— start Rows —

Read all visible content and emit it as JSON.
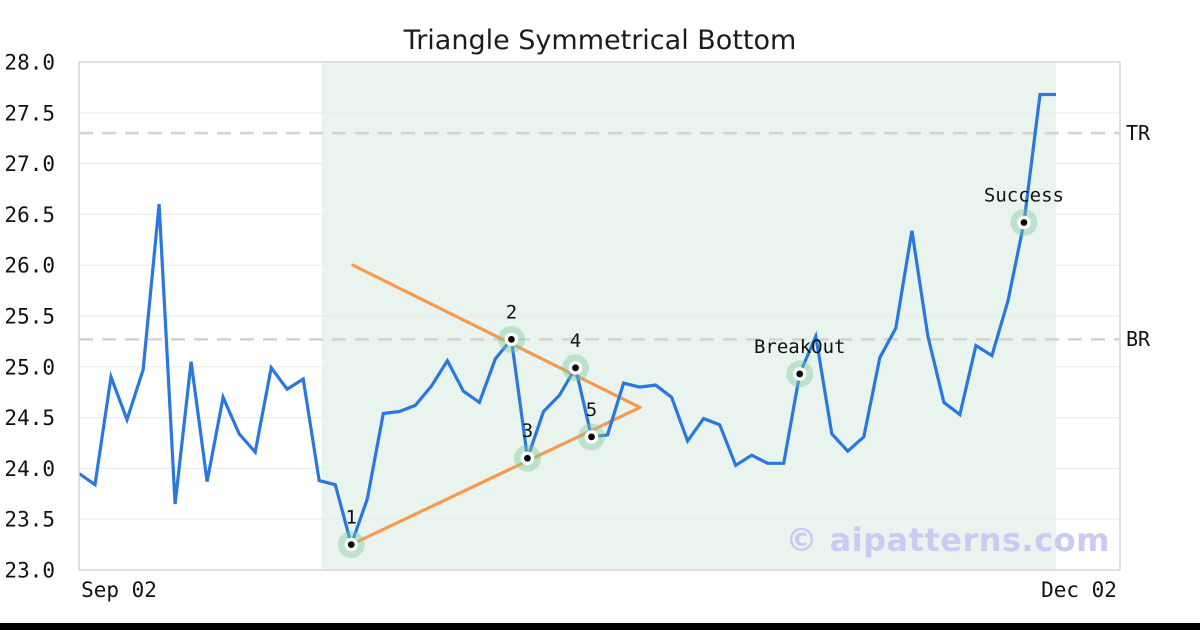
{
  "chart_data": {
    "type": "line",
    "title": "Triangle Symmetrical Bottom",
    "x_tick_labels": [
      "Sep 02",
      "Dec 02"
    ],
    "ylim": [
      23.0,
      28.0
    ],
    "y_ticks": [
      23.0,
      23.5,
      24.0,
      24.5,
      25.0,
      25.5,
      26.0,
      26.5,
      27.0,
      27.5,
      28.0
    ],
    "grid": "horizontal",
    "legend": "none",
    "watermark": "© aipatterns.com",
    "colors": {
      "price_line": "#2878e0",
      "trendline": "#f79a4d",
      "pattern_region": "#e9f4ef",
      "marker_halo": "#7fc79d",
      "dashed_level": "#d3d3d3",
      "gridline": "#ececec",
      "spine": "#d6d6d6",
      "text": "#111111",
      "watermark_color": "#cbcbf1",
      "footer_bar": "#000000"
    },
    "series": [
      {
        "name": "price",
        "values": [
          23.95,
          23.84,
          24.9,
          24.48,
          24.97,
          26.6,
          23.65,
          25.05,
          23.87,
          24.7,
          24.34,
          24.16,
          24.99,
          24.78,
          24.88,
          23.88,
          23.84,
          23.25,
          23.7,
          24.54,
          24.56,
          24.62,
          24.81,
          25.06,
          24.76,
          24.65,
          25.08,
          25.27,
          24.1,
          24.56,
          24.72,
          24.99,
          24.31,
          24.33,
          24.84,
          24.8,
          24.82,
          24.7,
          24.27,
          24.49,
          24.43,
          24.03,
          24.13,
          24.05,
          24.05,
          24.93,
          25.3,
          24.34,
          24.17,
          24.31,
          25.09,
          25.38,
          26.34,
          25.3,
          24.65,
          24.53,
          25.21,
          25.11,
          25.65,
          26.42,
          27.68,
          27.68
        ]
      }
    ],
    "levels": [
      {
        "label": "TR",
        "value": 27.3
      },
      {
        "label": "BR",
        "value": 25.27
      }
    ],
    "trendlines": [
      {
        "name": "upper",
        "from_day": 17.1,
        "from_value": 26.0,
        "to_day": 35.03,
        "to_value": 24.6
      },
      {
        "name": "lower",
        "from_day": 17.0,
        "from_value": 23.25,
        "to_day": 35.03,
        "to_value": 24.6
      }
    ],
    "pattern_region": {
      "from_day": 15.17,
      "to_day": 61
    },
    "pattern_points": [
      {
        "label": "1",
        "day": 17,
        "value": 23.25
      },
      {
        "label": "2",
        "day": 27,
        "value": 25.27
      },
      {
        "label": "3",
        "day": 28,
        "value": 24.1
      },
      {
        "label": "4",
        "day": 31,
        "value": 24.99
      },
      {
        "label": "5",
        "day": 32,
        "value": 24.31
      },
      {
        "label": "BreakOut",
        "day": 45,
        "value": 24.93
      },
      {
        "label": "Success",
        "day": 59,
        "value": 26.42
      }
    ]
  }
}
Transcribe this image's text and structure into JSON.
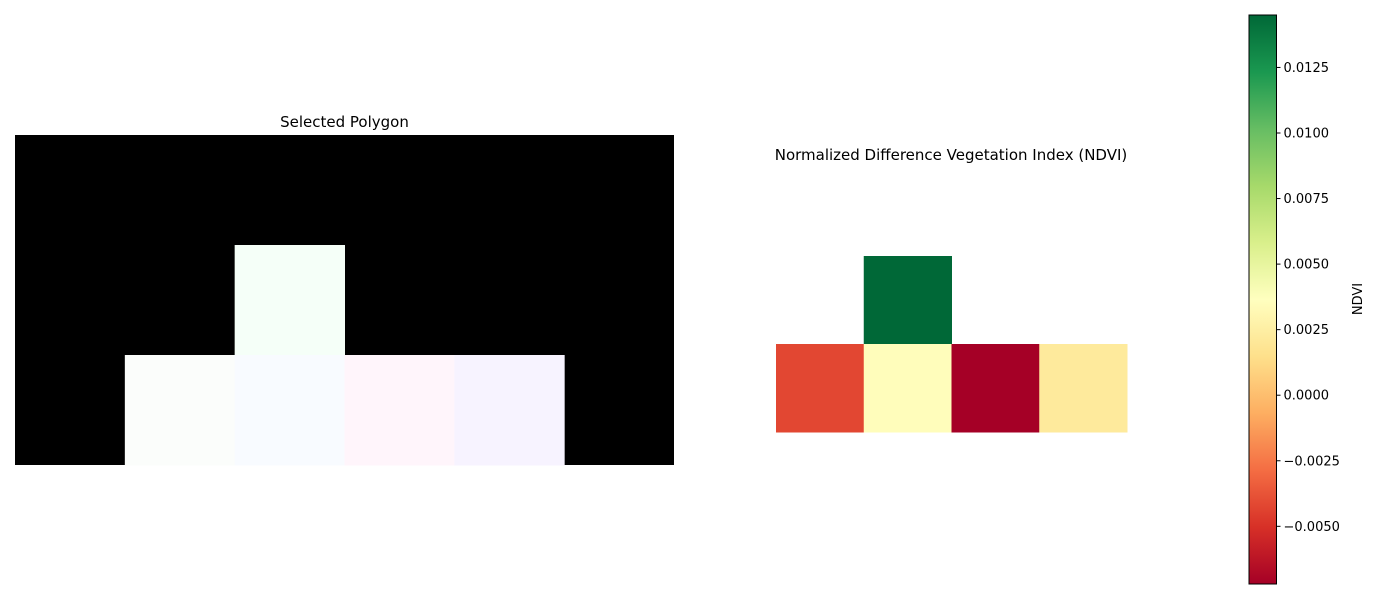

— end Rows —

** Goal **
Copy out all the data exactly; skip the pictures.

** Response **
Read all visible content and emit it as JSON.
{
  "chart_data": {
    "type": "line",
    "title": "Triangle Symmetrical Bottom",
    "x_tick_labels": [
      "Sep 02",
      "Dec 02"
    ],
    "ylim": [
      23.0,
      28.0
    ],
    "y_ticks": [
      23.0,
      23.5,
      24.0,
      24.5,
      25.0,
      25.5,
      26.0,
      26.5,
      27.0,
      27.5,
      28.0
    ],
    "grid": "horizontal",
    "legend": "none",
    "watermark": "© aipatterns.com",
    "colors": {
      "price_line": "#2878e0",
      "trendline": "#f79a4d",
      "pattern_region": "#e9f4ef",
      "marker_halo": "#7fc79d",
      "dashed_level": "#d3d3d3",
      "gridline": "#ececec",
      "spine": "#d6d6d6",
      "text": "#111111",
      "watermark_color": "#cbcbf1",
      "footer_bar": "#000000"
    },
    "series": [
      {
        "name": "price",
        "values": [
          23.95,
          23.84,
          24.9,
          24.48,
          24.97,
          26.6,
          23.65,
          25.05,
          23.87,
          24.7,
          24.34,
          24.16,
          24.99,
          24.78,
          24.88,
          23.88,
          23.84,
          23.25,
          23.7,
          24.54,
          24.56,
          24.62,
          24.81,
          25.06,
          24.76,
          24.65,
          25.08,
          25.27,
          24.1,
          24.56,
          24.72,
          24.99,
          24.31,
          24.33,
          24.84,
          24.8,
          24.82,
          24.7,
          24.27,
          24.49,
          24.43,
          24.03,
          24.13,
          24.05,
          24.05,
          24.93,
          25.3,
          24.34,
          24.17,
          24.31,
          25.09,
          25.38,
          26.34,
          25.3,
          24.65,
          24.53,
          25.21,
          25.11,
          25.65,
          26.42,
          27.68,
          27.68
        ]
      }
    ],
    "levels": [
      {
        "label": "TR",
        "value": 27.3
      },
      {
        "label": "BR",
        "value": 25.27
      }
    ],
    "trendlines": [
      {
        "name": "upper",
        "from_day": 17.1,
        "from_value": 26.0,
        "to_day": 35.03,
        "to_value": 24.6
      },
      {
        "name": "lower",
        "from_day": 17.0,
        "from_value": 23.25,
        "to_day": 35.03,
        "to_value": 24.6
      }
    ],
    "pattern_region": {
      "from_day": 15.17,
      "to_day": 61
    },
    "pattern_points": [
      {
        "label": "1",
        "day": 17,
        "value": 23.25
      },
      {
        "label": "2",
        "day": 27,
        "value": 25.27
      },
      {
        "label": "3",
        "day": 28,
        "value": 24.1
      },
      {
        "label": "4",
        "day": 31,
        "value": 24.99
      },
      {
        "label": "5",
        "day": 32,
        "value": 24.31
      },
      {
        "label": "BreakOut",
        "day": 45,
        "value": 24.93
      },
      {
        "label": "Success",
        "day": 59,
        "value": 26.42
      }
    ]
  }
}
Transcribe this image's text and structure into JSON.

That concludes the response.